▶ _INSTRUCTION_
Determine how many lines include "Importance". Give the number and nothing else.

▶ _RECORDS TO PROCESS_
++++++++++
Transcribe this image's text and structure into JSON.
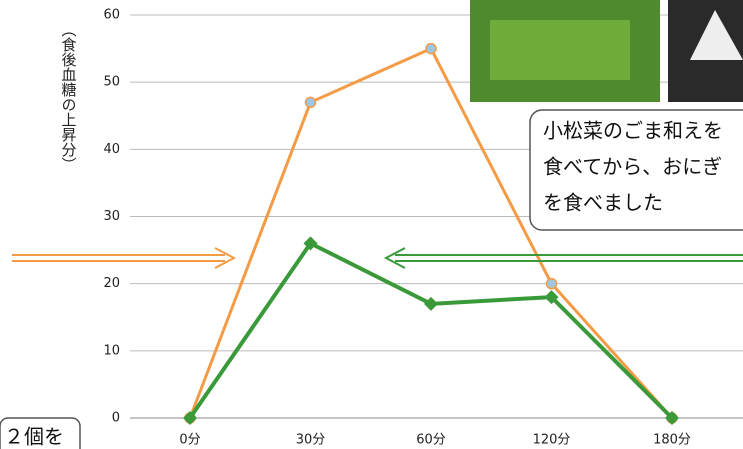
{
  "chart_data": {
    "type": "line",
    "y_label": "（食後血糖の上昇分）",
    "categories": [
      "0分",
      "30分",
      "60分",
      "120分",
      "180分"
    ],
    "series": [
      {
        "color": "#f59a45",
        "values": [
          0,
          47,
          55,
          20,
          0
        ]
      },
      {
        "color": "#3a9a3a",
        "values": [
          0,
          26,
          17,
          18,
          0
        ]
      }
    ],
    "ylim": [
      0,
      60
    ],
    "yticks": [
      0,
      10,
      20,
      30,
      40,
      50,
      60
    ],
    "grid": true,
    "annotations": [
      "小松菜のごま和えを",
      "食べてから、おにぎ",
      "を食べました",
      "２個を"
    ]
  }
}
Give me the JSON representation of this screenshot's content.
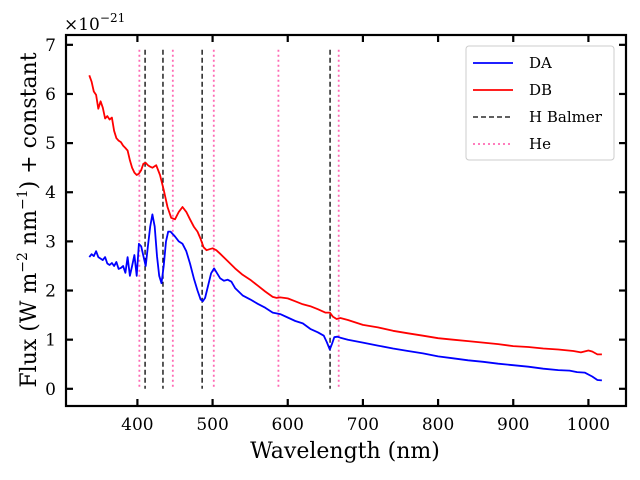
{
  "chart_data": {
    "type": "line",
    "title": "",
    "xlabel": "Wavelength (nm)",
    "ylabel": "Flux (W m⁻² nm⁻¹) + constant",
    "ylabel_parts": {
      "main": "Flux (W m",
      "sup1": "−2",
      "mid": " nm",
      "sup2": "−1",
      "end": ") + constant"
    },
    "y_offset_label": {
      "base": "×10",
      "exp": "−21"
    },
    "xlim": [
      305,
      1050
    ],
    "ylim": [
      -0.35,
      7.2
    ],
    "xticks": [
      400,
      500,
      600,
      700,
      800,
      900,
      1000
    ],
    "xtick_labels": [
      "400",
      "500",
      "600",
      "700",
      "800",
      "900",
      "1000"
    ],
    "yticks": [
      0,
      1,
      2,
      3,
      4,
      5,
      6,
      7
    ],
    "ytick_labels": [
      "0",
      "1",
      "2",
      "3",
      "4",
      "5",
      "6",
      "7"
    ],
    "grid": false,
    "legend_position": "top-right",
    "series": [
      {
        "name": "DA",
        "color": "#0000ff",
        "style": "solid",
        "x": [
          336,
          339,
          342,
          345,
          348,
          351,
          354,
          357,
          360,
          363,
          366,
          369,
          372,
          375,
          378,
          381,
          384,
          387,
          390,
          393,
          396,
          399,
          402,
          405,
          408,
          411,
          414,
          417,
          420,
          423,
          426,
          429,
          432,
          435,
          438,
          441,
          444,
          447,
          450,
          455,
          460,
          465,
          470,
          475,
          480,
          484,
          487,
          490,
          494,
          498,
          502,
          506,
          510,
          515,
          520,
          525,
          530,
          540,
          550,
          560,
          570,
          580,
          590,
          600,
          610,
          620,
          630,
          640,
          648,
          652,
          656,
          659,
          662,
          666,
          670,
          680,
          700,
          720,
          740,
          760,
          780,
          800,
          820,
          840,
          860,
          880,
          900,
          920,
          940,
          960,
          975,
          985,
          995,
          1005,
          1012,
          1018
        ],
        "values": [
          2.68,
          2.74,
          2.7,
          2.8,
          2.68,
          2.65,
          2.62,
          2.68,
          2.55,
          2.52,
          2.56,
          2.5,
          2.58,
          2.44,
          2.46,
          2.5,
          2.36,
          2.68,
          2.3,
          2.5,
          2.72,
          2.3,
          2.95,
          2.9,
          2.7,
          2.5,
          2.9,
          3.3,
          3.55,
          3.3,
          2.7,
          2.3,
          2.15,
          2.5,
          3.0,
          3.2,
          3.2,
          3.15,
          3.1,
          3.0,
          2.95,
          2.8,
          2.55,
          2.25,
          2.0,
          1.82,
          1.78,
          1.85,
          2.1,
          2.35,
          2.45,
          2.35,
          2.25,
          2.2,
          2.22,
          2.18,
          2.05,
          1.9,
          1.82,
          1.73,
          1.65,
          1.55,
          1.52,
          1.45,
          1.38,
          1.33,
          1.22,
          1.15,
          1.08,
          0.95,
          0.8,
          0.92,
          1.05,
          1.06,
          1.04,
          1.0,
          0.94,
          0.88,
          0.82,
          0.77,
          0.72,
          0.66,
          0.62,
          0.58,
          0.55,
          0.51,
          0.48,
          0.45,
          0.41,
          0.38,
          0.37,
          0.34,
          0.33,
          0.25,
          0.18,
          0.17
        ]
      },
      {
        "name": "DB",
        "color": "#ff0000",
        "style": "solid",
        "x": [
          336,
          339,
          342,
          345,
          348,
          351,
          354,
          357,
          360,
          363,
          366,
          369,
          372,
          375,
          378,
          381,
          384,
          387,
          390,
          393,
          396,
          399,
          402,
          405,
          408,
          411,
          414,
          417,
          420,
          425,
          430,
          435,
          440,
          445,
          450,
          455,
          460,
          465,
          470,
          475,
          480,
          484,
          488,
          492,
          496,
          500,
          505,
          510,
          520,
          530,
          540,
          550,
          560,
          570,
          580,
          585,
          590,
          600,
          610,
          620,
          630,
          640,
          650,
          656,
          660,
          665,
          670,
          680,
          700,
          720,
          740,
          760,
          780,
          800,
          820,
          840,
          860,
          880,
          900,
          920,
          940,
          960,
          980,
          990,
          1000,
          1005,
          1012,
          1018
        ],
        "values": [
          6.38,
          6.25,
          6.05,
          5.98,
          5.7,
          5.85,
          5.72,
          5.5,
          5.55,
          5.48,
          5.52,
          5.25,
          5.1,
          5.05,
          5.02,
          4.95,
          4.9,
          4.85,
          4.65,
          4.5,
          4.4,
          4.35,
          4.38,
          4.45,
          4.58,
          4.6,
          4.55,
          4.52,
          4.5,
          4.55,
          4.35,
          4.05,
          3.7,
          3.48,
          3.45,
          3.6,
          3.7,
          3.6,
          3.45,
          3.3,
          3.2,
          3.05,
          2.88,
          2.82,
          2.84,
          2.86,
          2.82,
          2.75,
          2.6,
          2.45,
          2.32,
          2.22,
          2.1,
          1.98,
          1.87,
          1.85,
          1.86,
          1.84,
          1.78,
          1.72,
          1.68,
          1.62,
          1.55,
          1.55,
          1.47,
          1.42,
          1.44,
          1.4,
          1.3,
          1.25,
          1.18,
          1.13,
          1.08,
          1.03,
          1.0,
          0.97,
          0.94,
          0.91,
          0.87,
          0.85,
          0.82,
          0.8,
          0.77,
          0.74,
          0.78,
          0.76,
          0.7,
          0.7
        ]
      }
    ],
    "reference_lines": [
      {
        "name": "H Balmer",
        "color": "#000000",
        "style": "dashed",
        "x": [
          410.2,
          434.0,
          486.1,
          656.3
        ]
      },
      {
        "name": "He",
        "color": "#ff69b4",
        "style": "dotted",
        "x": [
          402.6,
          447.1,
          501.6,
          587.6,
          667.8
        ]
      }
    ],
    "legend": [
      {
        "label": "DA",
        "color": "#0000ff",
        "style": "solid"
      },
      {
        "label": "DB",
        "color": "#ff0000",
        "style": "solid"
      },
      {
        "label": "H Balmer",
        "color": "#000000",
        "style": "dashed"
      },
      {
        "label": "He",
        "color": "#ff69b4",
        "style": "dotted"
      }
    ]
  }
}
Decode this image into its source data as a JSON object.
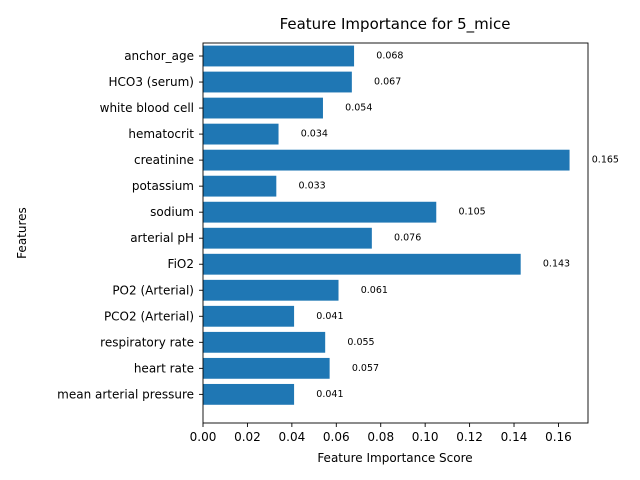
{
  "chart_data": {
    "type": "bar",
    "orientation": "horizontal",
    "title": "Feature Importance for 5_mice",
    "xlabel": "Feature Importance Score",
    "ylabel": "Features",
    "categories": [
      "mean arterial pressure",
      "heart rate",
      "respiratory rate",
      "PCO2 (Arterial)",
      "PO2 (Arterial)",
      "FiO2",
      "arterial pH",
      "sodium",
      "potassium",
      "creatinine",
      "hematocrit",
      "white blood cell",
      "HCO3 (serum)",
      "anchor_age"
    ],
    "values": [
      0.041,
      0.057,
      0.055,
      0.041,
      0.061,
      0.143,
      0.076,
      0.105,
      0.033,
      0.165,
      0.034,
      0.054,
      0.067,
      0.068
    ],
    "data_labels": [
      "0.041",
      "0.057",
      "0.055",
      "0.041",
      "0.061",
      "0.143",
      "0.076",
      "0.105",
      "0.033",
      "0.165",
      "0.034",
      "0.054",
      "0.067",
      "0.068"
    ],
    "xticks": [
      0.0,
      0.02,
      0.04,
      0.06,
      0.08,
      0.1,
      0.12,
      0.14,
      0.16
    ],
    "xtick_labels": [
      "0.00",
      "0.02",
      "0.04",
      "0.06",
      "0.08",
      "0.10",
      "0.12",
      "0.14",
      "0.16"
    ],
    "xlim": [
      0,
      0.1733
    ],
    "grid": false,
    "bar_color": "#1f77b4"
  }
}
++++++++++
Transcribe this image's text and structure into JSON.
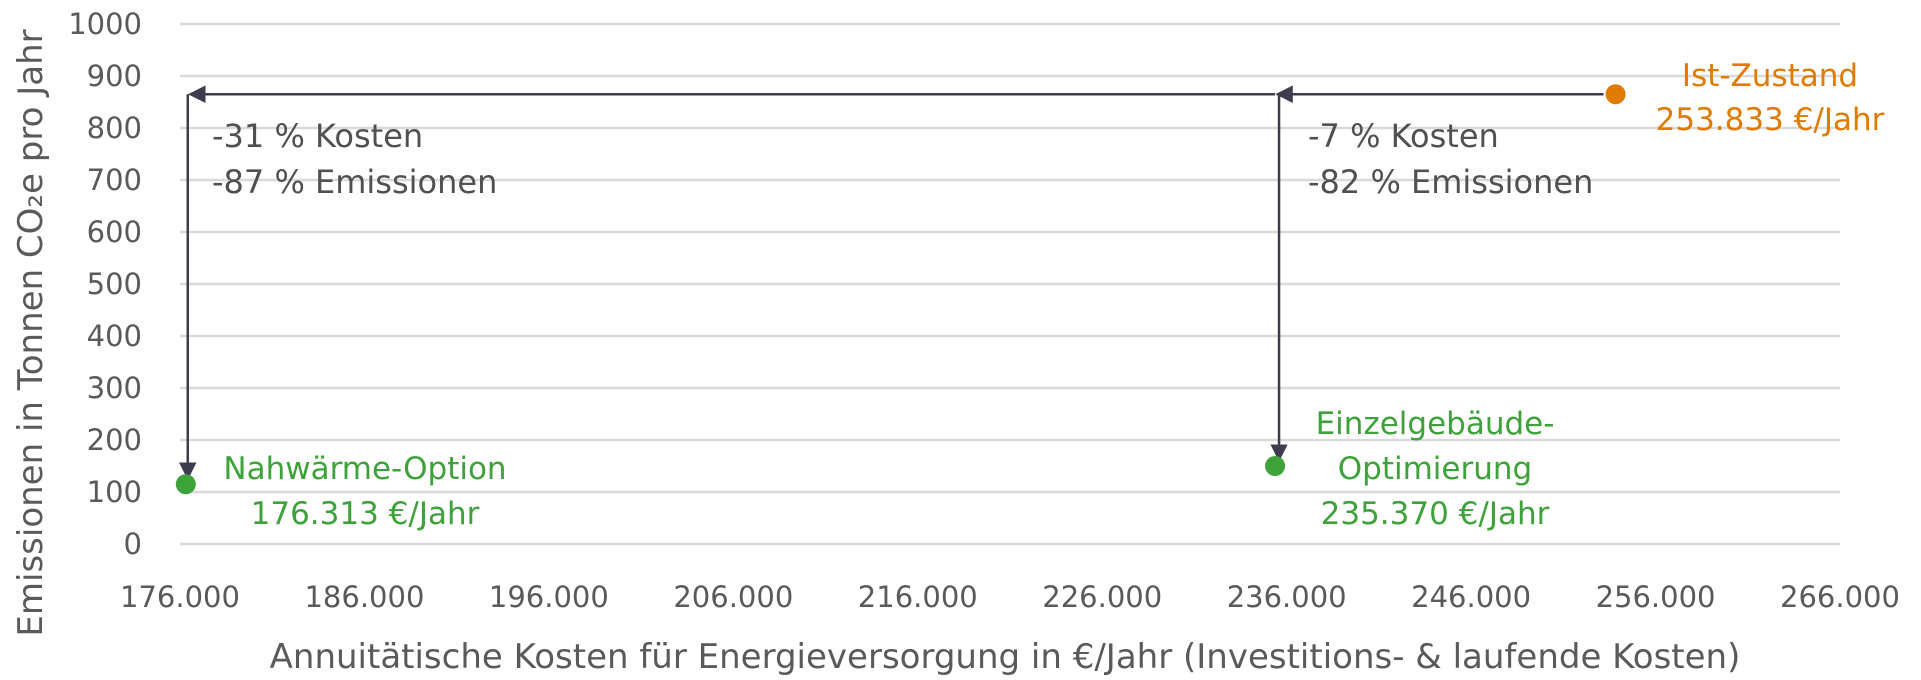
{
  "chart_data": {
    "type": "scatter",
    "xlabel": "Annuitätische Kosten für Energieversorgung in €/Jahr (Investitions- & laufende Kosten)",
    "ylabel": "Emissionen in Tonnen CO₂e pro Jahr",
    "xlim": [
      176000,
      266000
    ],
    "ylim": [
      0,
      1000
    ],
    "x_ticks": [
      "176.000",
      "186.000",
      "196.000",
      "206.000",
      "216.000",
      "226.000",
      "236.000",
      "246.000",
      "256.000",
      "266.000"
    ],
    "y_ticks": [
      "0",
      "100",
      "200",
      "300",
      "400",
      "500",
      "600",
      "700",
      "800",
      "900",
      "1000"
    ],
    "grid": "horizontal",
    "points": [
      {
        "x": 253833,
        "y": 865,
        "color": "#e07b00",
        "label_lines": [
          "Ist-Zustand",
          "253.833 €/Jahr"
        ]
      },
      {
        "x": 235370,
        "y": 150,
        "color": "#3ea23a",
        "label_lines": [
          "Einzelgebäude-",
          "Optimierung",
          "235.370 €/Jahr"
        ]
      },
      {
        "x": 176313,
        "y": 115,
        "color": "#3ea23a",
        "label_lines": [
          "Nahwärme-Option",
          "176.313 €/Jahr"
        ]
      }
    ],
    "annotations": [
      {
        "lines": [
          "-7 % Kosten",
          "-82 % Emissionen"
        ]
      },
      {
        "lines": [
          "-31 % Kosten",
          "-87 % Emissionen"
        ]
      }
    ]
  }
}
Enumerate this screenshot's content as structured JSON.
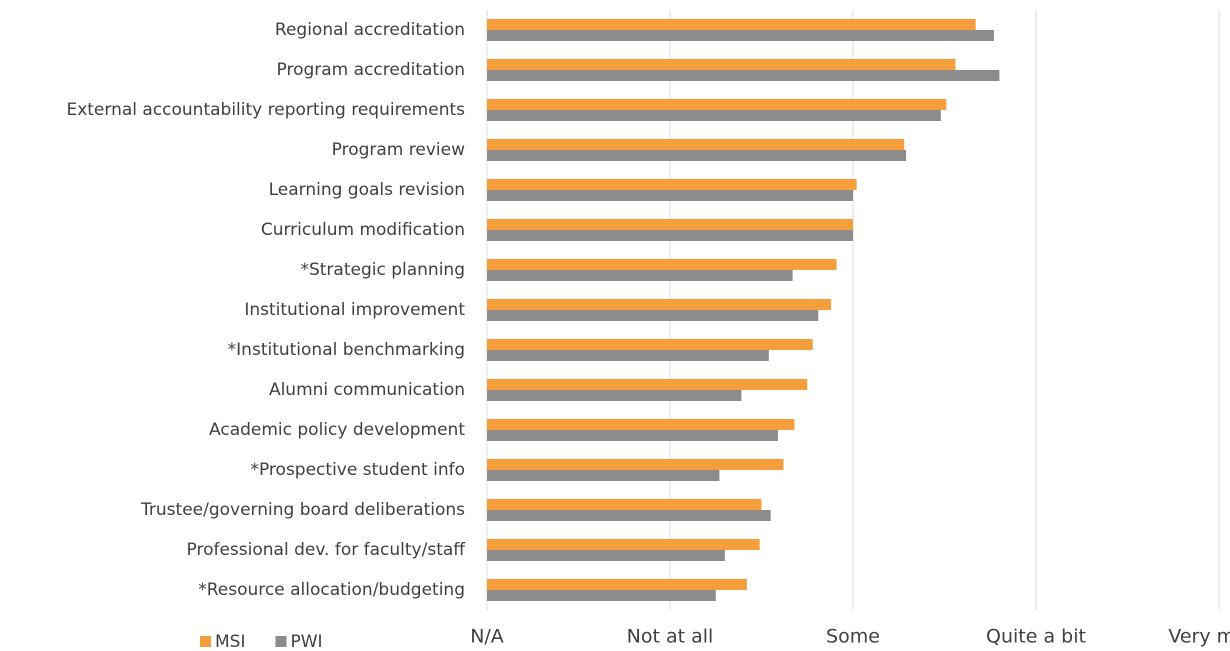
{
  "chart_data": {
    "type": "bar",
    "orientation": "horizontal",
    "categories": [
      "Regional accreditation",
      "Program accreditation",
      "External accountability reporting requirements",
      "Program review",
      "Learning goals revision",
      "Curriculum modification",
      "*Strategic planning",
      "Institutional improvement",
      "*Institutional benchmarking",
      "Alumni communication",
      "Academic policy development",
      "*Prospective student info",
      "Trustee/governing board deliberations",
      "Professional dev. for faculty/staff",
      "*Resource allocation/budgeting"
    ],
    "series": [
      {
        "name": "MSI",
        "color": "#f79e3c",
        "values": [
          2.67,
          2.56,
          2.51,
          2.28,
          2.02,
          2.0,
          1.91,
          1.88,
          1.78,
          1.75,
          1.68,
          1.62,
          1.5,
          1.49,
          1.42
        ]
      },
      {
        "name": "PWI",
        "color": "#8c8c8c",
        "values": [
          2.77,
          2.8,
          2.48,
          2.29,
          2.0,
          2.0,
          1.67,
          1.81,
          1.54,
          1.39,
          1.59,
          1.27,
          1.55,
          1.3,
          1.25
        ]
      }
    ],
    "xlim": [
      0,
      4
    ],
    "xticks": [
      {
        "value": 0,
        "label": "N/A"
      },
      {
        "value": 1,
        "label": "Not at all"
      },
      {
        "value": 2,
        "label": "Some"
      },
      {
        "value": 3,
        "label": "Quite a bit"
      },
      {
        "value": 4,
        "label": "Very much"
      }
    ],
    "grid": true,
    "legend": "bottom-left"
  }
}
++++++++++
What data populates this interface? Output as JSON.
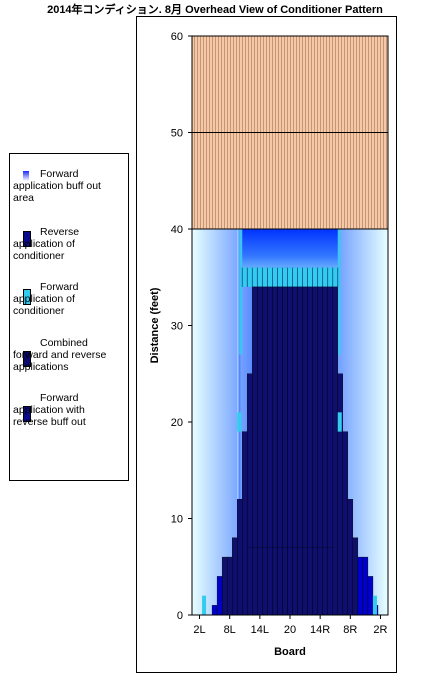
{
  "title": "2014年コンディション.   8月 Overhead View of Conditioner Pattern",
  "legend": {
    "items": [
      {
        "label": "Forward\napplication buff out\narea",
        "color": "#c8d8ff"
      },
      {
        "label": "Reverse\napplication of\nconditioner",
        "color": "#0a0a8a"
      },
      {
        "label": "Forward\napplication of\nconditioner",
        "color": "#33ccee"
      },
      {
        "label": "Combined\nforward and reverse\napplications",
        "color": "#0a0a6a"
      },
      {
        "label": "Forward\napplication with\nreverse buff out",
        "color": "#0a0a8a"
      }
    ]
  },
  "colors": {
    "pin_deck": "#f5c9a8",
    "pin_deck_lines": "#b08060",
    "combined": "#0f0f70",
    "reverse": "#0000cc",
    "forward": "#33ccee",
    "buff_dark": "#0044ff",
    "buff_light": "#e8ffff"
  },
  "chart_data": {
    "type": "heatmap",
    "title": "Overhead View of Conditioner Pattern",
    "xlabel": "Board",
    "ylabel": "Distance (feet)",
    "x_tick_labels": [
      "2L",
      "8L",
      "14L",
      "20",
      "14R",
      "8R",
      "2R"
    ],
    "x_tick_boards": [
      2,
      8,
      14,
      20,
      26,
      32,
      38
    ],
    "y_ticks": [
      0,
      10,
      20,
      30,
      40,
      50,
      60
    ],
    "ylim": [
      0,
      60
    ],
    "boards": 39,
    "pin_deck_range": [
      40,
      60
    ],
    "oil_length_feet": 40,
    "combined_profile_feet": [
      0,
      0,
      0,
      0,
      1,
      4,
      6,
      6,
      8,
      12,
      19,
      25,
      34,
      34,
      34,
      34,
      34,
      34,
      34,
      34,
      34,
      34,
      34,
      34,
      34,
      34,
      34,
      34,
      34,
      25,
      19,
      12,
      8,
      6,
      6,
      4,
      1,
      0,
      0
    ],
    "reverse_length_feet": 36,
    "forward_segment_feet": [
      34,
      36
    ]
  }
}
++++++++++
▶ _SOLUTION_
2